— START OF Data excerpts —

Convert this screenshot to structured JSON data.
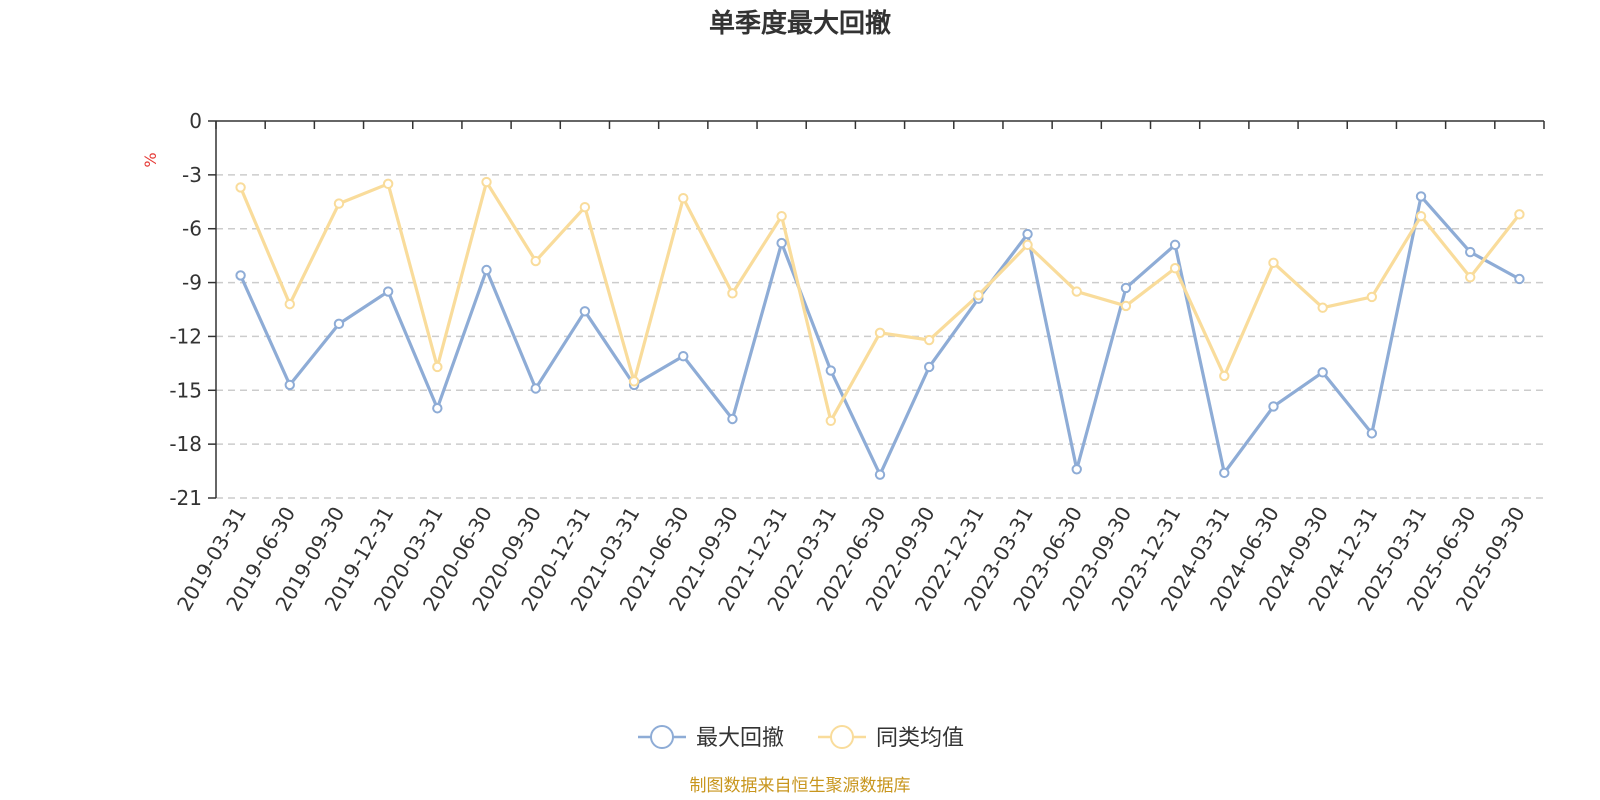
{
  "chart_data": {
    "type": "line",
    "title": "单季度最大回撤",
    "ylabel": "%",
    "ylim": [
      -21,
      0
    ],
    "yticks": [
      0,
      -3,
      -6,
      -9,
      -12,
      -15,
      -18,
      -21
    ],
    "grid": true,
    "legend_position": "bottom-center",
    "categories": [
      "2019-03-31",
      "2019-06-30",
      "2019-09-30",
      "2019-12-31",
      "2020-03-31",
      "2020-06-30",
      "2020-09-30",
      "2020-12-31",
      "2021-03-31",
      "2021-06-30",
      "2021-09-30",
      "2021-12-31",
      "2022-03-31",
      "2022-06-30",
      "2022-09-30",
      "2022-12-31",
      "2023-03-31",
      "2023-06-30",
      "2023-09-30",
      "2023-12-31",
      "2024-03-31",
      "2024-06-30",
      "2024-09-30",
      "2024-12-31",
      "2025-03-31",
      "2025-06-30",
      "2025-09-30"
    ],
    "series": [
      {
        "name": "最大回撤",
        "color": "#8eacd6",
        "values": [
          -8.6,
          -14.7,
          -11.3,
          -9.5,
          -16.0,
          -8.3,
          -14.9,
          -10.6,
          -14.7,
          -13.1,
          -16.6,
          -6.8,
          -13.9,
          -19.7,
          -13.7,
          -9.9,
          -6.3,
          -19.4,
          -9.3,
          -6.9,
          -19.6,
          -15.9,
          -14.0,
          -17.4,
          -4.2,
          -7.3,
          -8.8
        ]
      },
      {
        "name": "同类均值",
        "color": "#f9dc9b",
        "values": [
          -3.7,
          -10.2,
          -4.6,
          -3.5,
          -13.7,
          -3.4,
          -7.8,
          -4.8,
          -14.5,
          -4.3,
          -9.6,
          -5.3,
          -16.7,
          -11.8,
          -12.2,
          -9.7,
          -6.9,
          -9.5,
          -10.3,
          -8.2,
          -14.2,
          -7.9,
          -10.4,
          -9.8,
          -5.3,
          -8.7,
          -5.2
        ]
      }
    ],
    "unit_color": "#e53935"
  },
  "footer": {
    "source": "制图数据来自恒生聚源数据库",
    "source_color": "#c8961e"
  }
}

— END OF Data excerpts —

> Exercise objective: Except for the pictures, print the data above exactly.

> Answer for this exercise:
Convert this screenshot to structured JSON data.
{
  "chart_data": {
    "type": "line",
    "title": "单季度最大回撤",
    "ylabel": "%",
    "ylim": [
      -21,
      0
    ],
    "yticks": [
      0,
      -3,
      -6,
      -9,
      -12,
      -15,
      -18,
      -21
    ],
    "grid": true,
    "legend_position": "bottom-center",
    "categories": [
      "2019-03-31",
      "2019-06-30",
      "2019-09-30",
      "2019-12-31",
      "2020-03-31",
      "2020-06-30",
      "2020-09-30",
      "2020-12-31",
      "2021-03-31",
      "2021-06-30",
      "2021-09-30",
      "2021-12-31",
      "2022-03-31",
      "2022-06-30",
      "2022-09-30",
      "2022-12-31",
      "2023-03-31",
      "2023-06-30",
      "2023-09-30",
      "2023-12-31",
      "2024-03-31",
      "2024-06-30",
      "2024-09-30",
      "2024-12-31",
      "2025-03-31",
      "2025-06-30",
      "2025-09-30"
    ],
    "series": [
      {
        "name": "最大回撤",
        "color": "#8eacd6",
        "values": [
          -8.6,
          -14.7,
          -11.3,
          -9.5,
          -16.0,
          -8.3,
          -14.9,
          -10.6,
          -14.7,
          -13.1,
          -16.6,
          -6.8,
          -13.9,
          -19.7,
          -13.7,
          -9.9,
          -6.3,
          -19.4,
          -9.3,
          -6.9,
          -19.6,
          -15.9,
          -14.0,
          -17.4,
          -4.2,
          -7.3,
          -8.8
        ]
      },
      {
        "name": "同类均值",
        "color": "#f9dc9b",
        "values": [
          -3.7,
          -10.2,
          -4.6,
          -3.5,
          -13.7,
          -3.4,
          -7.8,
          -4.8,
          -14.5,
          -4.3,
          -9.6,
          -5.3,
          -16.7,
          -11.8,
          -12.2,
          -9.7,
          -6.9,
          -9.5,
          -10.3,
          -8.2,
          -14.2,
          -7.9,
          -10.4,
          -9.8,
          -5.3,
          -8.7,
          -5.2
        ]
      }
    ],
    "unit_color": "#e53935"
  },
  "footer": {
    "source": "制图数据来自恒生聚源数据库",
    "source_color": "#c8961e"
  }
}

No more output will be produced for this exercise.